| EXERCISE BRIEF |
Find the string "document" in the listing and report every line that has it.

## start TASK DATA

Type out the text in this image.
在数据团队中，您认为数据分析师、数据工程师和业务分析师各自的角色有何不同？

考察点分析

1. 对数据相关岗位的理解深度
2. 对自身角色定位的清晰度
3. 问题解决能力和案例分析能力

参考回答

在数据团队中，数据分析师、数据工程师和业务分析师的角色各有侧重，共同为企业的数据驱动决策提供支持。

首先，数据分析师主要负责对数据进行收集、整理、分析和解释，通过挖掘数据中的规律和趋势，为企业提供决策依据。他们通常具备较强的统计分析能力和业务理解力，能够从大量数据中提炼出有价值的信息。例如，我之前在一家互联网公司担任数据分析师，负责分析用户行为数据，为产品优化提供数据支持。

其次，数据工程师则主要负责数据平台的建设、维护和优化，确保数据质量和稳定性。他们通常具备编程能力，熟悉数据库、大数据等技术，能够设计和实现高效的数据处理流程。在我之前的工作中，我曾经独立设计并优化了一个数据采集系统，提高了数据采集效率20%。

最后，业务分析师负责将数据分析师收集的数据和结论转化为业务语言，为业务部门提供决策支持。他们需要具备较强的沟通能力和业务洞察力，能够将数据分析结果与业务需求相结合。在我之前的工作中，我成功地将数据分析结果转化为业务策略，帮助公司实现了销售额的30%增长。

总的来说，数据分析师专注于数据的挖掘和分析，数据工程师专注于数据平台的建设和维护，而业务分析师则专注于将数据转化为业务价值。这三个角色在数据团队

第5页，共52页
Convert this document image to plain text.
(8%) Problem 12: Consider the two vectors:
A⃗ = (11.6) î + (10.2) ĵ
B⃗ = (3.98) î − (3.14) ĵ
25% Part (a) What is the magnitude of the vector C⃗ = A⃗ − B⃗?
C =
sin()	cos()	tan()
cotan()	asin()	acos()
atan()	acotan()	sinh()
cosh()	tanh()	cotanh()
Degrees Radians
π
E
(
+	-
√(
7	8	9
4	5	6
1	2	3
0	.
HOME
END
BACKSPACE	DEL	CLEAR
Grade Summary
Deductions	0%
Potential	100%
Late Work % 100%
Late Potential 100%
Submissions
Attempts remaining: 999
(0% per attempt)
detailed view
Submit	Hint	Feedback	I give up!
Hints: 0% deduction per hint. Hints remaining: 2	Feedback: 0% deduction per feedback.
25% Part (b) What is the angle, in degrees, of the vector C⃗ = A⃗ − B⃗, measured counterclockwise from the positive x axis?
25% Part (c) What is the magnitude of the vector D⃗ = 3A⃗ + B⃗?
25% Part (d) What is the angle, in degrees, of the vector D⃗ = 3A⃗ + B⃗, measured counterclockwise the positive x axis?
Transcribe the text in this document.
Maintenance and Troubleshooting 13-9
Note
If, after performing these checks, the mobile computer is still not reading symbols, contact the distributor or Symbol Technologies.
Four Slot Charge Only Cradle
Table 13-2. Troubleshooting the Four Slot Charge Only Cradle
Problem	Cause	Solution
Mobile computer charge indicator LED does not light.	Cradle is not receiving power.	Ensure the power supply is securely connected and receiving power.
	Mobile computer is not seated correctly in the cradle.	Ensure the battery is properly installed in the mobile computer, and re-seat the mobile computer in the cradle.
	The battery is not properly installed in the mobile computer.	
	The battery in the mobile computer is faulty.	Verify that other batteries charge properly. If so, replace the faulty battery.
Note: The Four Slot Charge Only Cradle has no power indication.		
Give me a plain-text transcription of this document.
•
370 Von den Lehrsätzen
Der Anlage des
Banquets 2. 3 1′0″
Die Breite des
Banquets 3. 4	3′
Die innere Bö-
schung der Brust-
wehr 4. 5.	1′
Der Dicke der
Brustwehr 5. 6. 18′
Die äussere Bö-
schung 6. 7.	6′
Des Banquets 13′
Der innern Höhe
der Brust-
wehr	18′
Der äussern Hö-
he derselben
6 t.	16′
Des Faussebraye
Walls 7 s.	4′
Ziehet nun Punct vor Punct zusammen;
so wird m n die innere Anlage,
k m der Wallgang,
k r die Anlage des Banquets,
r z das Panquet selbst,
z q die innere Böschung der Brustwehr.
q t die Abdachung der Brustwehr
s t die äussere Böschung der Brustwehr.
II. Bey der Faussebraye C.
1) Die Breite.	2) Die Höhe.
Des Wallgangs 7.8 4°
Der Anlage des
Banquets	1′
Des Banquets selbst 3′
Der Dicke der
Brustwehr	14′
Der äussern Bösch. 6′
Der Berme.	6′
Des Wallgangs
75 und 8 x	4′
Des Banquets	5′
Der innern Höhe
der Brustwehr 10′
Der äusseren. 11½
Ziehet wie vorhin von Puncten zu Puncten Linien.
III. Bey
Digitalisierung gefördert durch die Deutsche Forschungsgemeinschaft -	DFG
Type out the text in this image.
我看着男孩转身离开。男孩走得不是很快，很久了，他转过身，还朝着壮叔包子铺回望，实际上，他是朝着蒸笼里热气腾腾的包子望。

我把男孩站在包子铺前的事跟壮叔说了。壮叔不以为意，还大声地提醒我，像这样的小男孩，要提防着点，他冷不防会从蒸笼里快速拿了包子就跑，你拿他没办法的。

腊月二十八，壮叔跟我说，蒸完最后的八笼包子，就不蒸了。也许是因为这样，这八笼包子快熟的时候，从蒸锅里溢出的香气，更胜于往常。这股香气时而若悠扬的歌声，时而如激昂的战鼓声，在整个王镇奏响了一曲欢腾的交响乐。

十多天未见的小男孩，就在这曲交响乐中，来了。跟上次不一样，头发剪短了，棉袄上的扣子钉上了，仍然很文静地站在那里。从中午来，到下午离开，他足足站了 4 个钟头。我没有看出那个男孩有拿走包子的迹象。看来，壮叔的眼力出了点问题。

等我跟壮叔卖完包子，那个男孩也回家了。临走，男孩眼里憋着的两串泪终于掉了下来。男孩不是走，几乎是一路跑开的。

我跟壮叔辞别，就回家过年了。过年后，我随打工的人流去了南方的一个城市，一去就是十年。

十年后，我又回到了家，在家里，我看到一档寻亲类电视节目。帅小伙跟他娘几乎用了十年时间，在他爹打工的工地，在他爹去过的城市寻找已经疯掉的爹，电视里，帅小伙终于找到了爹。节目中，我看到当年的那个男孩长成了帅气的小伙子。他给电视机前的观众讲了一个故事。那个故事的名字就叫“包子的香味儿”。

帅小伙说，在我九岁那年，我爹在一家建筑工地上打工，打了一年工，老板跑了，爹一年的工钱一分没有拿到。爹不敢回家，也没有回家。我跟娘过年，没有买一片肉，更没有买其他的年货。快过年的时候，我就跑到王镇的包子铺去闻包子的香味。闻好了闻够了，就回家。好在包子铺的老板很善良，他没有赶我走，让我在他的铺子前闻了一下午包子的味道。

## end TASK DATA

| RESULT FOR THIS TASK |
Convert this document image to plain text.
Transcribe the text in this document.
Give me a plain-text transcription of this document.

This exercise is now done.